> [EXERCISE DIRECTIONS]: Return all lines below containing the word "Positions".

> [DATA TO USE]:
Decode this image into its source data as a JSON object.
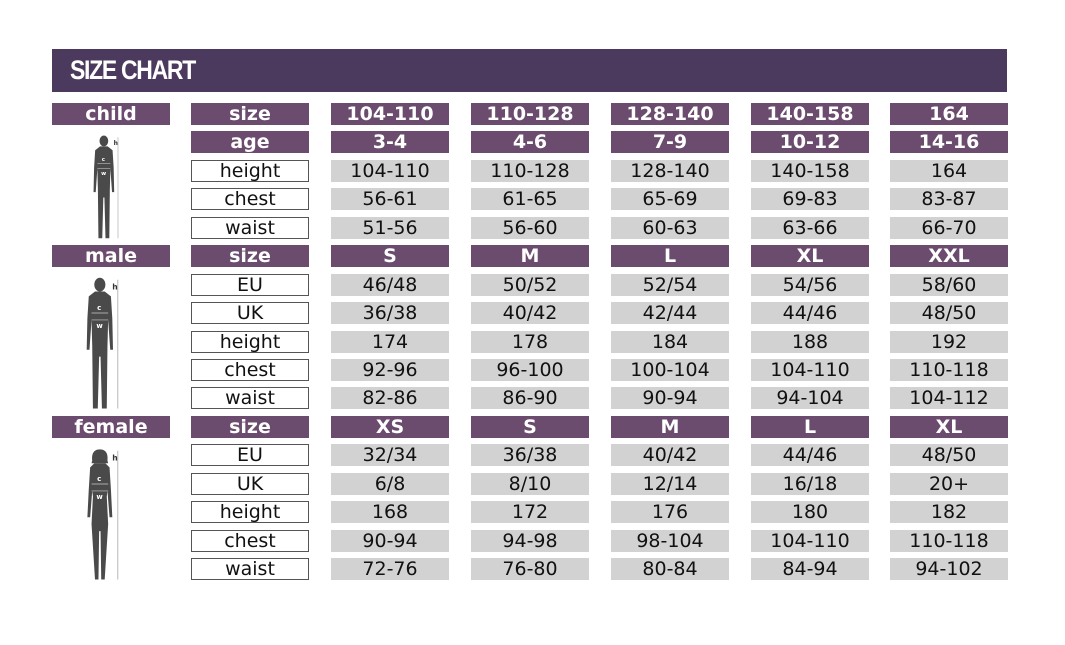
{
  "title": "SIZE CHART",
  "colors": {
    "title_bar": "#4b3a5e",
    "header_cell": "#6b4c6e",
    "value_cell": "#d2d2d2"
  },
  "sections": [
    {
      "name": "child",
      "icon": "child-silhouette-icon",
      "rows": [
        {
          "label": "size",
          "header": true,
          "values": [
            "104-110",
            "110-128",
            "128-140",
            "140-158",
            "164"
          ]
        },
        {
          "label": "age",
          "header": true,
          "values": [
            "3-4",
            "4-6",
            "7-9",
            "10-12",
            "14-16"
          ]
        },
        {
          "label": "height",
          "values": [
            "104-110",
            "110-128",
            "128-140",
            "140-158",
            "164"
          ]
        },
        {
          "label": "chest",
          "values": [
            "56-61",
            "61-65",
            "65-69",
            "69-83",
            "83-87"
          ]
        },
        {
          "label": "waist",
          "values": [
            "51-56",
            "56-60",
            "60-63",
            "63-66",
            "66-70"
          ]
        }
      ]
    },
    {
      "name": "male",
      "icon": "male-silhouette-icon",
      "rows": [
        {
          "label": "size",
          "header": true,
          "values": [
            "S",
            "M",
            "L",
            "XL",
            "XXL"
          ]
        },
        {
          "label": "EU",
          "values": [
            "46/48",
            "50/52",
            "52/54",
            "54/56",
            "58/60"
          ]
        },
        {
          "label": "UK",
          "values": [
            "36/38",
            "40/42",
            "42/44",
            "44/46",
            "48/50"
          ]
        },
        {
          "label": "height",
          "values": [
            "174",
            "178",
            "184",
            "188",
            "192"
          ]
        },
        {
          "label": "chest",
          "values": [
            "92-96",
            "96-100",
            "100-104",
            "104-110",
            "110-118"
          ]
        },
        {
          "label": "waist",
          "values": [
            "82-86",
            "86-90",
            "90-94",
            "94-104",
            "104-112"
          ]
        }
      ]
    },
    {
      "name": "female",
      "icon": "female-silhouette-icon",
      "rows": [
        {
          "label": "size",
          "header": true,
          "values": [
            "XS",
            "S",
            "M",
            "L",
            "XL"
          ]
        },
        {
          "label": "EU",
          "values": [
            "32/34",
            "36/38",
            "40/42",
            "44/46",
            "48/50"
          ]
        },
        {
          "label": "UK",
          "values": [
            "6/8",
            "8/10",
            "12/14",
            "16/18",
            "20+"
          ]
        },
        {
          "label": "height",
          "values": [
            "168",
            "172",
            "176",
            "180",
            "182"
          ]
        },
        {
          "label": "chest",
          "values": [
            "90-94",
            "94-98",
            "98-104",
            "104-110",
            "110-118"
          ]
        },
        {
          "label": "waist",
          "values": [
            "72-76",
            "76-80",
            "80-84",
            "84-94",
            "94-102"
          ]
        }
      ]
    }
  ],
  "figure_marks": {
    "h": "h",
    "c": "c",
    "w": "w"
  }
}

...

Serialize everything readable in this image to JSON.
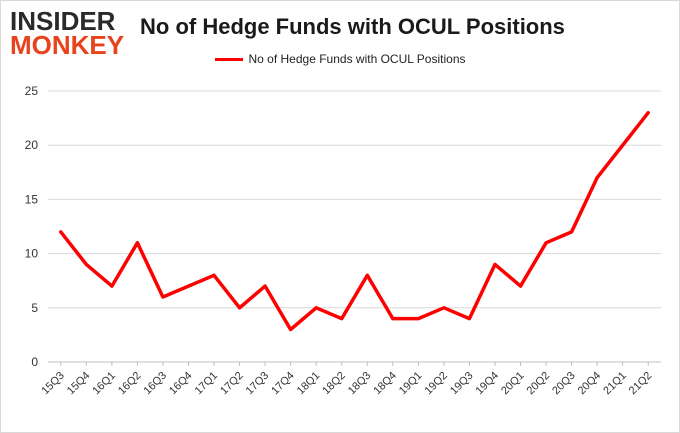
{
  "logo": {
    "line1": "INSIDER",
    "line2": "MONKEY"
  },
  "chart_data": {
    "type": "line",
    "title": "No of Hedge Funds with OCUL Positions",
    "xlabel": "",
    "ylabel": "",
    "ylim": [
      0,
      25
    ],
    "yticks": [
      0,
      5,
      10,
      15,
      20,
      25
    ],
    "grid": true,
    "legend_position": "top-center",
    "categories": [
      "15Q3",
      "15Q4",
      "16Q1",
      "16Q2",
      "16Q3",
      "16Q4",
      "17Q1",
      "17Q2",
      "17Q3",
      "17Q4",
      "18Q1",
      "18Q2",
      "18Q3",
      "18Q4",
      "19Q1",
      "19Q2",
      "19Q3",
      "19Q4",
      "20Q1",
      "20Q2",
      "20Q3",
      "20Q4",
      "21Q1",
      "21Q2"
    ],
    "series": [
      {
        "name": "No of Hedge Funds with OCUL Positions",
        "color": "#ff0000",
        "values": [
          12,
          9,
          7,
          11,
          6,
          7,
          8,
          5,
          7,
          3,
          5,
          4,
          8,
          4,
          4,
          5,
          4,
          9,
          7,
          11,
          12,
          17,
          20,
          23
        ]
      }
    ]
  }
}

> [WRITTEN RESPONSE]:
    "title": "No of Hedge Funds with OCUL Positions",
        "name": "No of Hedge Funds with OCUL Positions",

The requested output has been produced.